-- What you should do --
Show every line in the entries below where the word "Wireless" appears.

== Data ==

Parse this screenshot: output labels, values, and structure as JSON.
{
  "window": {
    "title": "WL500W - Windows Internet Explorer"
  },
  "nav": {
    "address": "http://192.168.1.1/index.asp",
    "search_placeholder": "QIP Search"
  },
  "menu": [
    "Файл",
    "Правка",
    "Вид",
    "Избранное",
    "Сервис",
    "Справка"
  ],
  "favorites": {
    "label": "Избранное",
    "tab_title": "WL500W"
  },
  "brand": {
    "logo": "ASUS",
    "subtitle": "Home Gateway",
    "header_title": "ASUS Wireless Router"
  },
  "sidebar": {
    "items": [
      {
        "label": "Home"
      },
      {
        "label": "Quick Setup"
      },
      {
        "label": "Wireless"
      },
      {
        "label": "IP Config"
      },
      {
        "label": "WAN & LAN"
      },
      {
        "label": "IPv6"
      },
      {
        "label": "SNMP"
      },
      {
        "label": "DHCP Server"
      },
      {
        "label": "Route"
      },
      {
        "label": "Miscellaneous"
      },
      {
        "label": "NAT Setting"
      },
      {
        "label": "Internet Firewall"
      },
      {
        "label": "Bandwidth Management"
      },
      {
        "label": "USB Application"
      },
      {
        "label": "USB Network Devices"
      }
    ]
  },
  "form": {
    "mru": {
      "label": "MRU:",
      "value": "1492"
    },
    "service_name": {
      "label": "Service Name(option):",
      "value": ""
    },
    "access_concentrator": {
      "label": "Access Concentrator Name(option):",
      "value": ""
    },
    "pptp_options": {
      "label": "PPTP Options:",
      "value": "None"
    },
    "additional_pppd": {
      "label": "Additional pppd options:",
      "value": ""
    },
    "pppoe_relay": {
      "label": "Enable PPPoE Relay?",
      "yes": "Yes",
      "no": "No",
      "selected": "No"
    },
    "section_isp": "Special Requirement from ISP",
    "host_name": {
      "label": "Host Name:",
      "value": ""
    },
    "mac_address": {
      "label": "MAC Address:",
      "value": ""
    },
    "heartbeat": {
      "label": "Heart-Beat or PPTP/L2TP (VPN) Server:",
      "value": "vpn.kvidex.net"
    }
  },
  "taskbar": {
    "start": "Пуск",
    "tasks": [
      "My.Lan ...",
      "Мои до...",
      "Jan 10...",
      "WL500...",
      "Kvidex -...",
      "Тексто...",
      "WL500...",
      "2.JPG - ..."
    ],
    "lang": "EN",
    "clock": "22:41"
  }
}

===

-- Response --
    "header_title": "ASUS Wireless Router"
        "label": "Wireless"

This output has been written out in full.